* Directions *
Keep the images out and copy every entry below exactly.

■ ■ ■ ■

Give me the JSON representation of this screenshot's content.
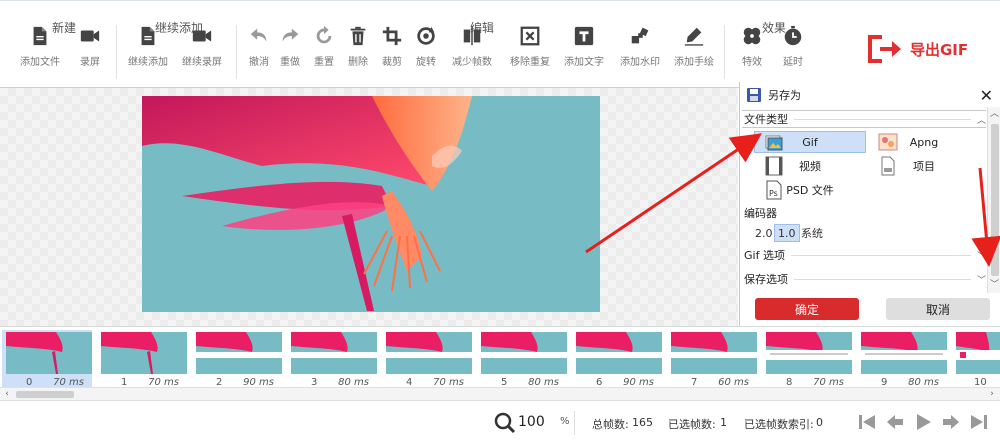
{
  "ribbon": {
    "groups": [
      {
        "title": "新建",
        "buttons": [
          {
            "label": "添加文件",
            "icon": "file-icon"
          },
          {
            "label": "录屏",
            "icon": "camera-icon"
          }
        ]
      },
      {
        "title": "继续添加",
        "buttons": [
          {
            "label": "继续添加",
            "icon": "file-add-icon"
          },
          {
            "label": "继续录屏",
            "icon": "camera-add-icon"
          }
        ]
      },
      {
        "title": "编辑",
        "buttons": [
          {
            "label": "撤消",
            "icon": "undo-icon"
          },
          {
            "label": "重做",
            "icon": "redo-icon"
          },
          {
            "label": "重置",
            "icon": "reset-icon"
          },
          {
            "label": "删除",
            "icon": "trash-icon"
          },
          {
            "label": "裁剪",
            "icon": "crop-icon"
          },
          {
            "label": "旋转",
            "icon": "rotate-icon"
          },
          {
            "label": "减少帧数",
            "icon": "reduce-frames-icon"
          },
          {
            "label": "移除重复",
            "icon": "remove-duplicates-icon"
          },
          {
            "label": "添加文字",
            "icon": "text-icon"
          },
          {
            "label": "添加水印",
            "icon": "watermark-icon"
          },
          {
            "label": "添加手绘",
            "icon": "draw-icon"
          }
        ]
      },
      {
        "title": "效果",
        "buttons": [
          {
            "label": "特效",
            "icon": "effects-icon"
          },
          {
            "label": "延时",
            "icon": "timer-icon"
          }
        ]
      }
    ],
    "export_label": "导出GIF"
  },
  "panel": {
    "title": "另存为",
    "file_type_section": "文件类型",
    "file_types": [
      {
        "name": "Gif",
        "selected": true
      },
      {
        "name": "Apng",
        "selected": false
      },
      {
        "name": "视频",
        "selected": false
      },
      {
        "name": "项目",
        "selected": false
      },
      {
        "name": "PSD 文件",
        "selected": false
      }
    ],
    "encoder_section": "编码器",
    "encoders": [
      {
        "name": "2.0",
        "selected": false
      },
      {
        "name": "1.0",
        "selected": true
      },
      {
        "name": "系统",
        "selected": false
      }
    ],
    "gif_options": "Gif 选项",
    "save_options": "保存选项",
    "ok_label": "确定",
    "cancel_label": "取消"
  },
  "frames": [
    {
      "index": "0",
      "duration": "70 ms"
    },
    {
      "index": "1",
      "duration": "70 ms"
    },
    {
      "index": "2",
      "duration": "90 ms"
    },
    {
      "index": "3",
      "duration": "80 ms"
    },
    {
      "index": "4",
      "duration": "70 ms"
    },
    {
      "index": "5",
      "duration": "80 ms"
    },
    {
      "index": "6",
      "duration": "90 ms"
    },
    {
      "index": "7",
      "duration": "60 ms"
    },
    {
      "index": "8",
      "duration": "70 ms"
    },
    {
      "index": "9",
      "duration": "80 ms"
    },
    {
      "index": "10",
      "duration": ""
    }
  ],
  "status": {
    "zoom": "100",
    "zoom_unit": "%",
    "total_frames_label": "总帧数:",
    "total_frames": "165",
    "selected_frames_label": "已选帧数:",
    "selected_frames": "1",
    "selected_index_label": "已选帧数索引:",
    "selected_index": "0"
  },
  "colors": {
    "accent_red": "#d92b2b",
    "selection_blue": "#cde0f7",
    "arrow_red": "#e8201c",
    "sky": "#77bcc4"
  }
}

■ ■ ■ ■

* Response *
Give me the JSON representation of this screenshot's content.
{
  "ribbon": {
    "groups": [
      {
        "title": "新建",
        "buttons": [
          {
            "label": "添加文件",
            "icon": "file-icon"
          },
          {
            "label": "录屏",
            "icon": "camera-icon"
          }
        ]
      },
      {
        "title": "继续添加",
        "buttons": [
          {
            "label": "继续添加",
            "icon": "file-add-icon"
          },
          {
            "label": "继续录屏",
            "icon": "camera-add-icon"
          }
        ]
      },
      {
        "title": "编辑",
        "buttons": [
          {
            "label": "撤消",
            "icon": "undo-icon"
          },
          {
            "label": "重做",
            "icon": "redo-icon"
          },
          {
            "label": "重置",
            "icon": "reset-icon"
          },
          {
            "label": "删除",
            "icon": "trash-icon"
          },
          {
            "label": "裁剪",
            "icon": "crop-icon"
          },
          {
            "label": "旋转",
            "icon": "rotate-icon"
          },
          {
            "label": "减少帧数",
            "icon": "reduce-frames-icon"
          },
          {
            "label": "移除重复",
            "icon": "remove-duplicates-icon"
          },
          {
            "label": "添加文字",
            "icon": "text-icon"
          },
          {
            "label": "添加水印",
            "icon": "watermark-icon"
          },
          {
            "label": "添加手绘",
            "icon": "draw-icon"
          }
        ]
      },
      {
        "title": "效果",
        "buttons": [
          {
            "label": "特效",
            "icon": "effects-icon"
          },
          {
            "label": "延时",
            "icon": "timer-icon"
          }
        ]
      }
    ],
    "export_label": "导出GIF"
  },
  "panel": {
    "title": "另存为",
    "file_type_section": "文件类型",
    "file_types": [
      {
        "name": "Gif",
        "selected": true
      },
      {
        "name": "Apng",
        "selected": false
      },
      {
        "name": "视频",
        "selected": false
      },
      {
        "name": "项目",
        "selected": false
      },
      {
        "name": "PSD 文件",
        "selected": false
      }
    ],
    "encoder_section": "编码器",
    "encoders": [
      {
        "name": "2.0",
        "selected": false
      },
      {
        "name": "1.0",
        "selected": true
      },
      {
        "name": "系统",
        "selected": false
      }
    ],
    "gif_options": "Gif 选项",
    "save_options": "保存选项",
    "ok_label": "确定",
    "cancel_label": "取消"
  },
  "frames": [
    {
      "index": "0",
      "duration": "70 ms"
    },
    {
      "index": "1",
      "duration": "70 ms"
    },
    {
      "index": "2",
      "duration": "90 ms"
    },
    {
      "index": "3",
      "duration": "80 ms"
    },
    {
      "index": "4",
      "duration": "70 ms"
    },
    {
      "index": "5",
      "duration": "80 ms"
    },
    {
      "index": "6",
      "duration": "90 ms"
    },
    {
      "index": "7",
      "duration": "60 ms"
    },
    {
      "index": "8",
      "duration": "70 ms"
    },
    {
      "index": "9",
      "duration": "80 ms"
    },
    {
      "index": "10",
      "duration": ""
    }
  ],
  "status": {
    "zoom": "100",
    "zoom_unit": "%",
    "total_frames_label": "总帧数:",
    "total_frames": "165",
    "selected_frames_label": "已选帧数:",
    "selected_frames": "1",
    "selected_index_label": "已选帧数索引:",
    "selected_index": "0"
  },
  "colors": {
    "accent_red": "#d92b2b",
    "selection_blue": "#cde0f7",
    "arrow_red": "#e8201c",
    "sky": "#77bcc4"
  }
}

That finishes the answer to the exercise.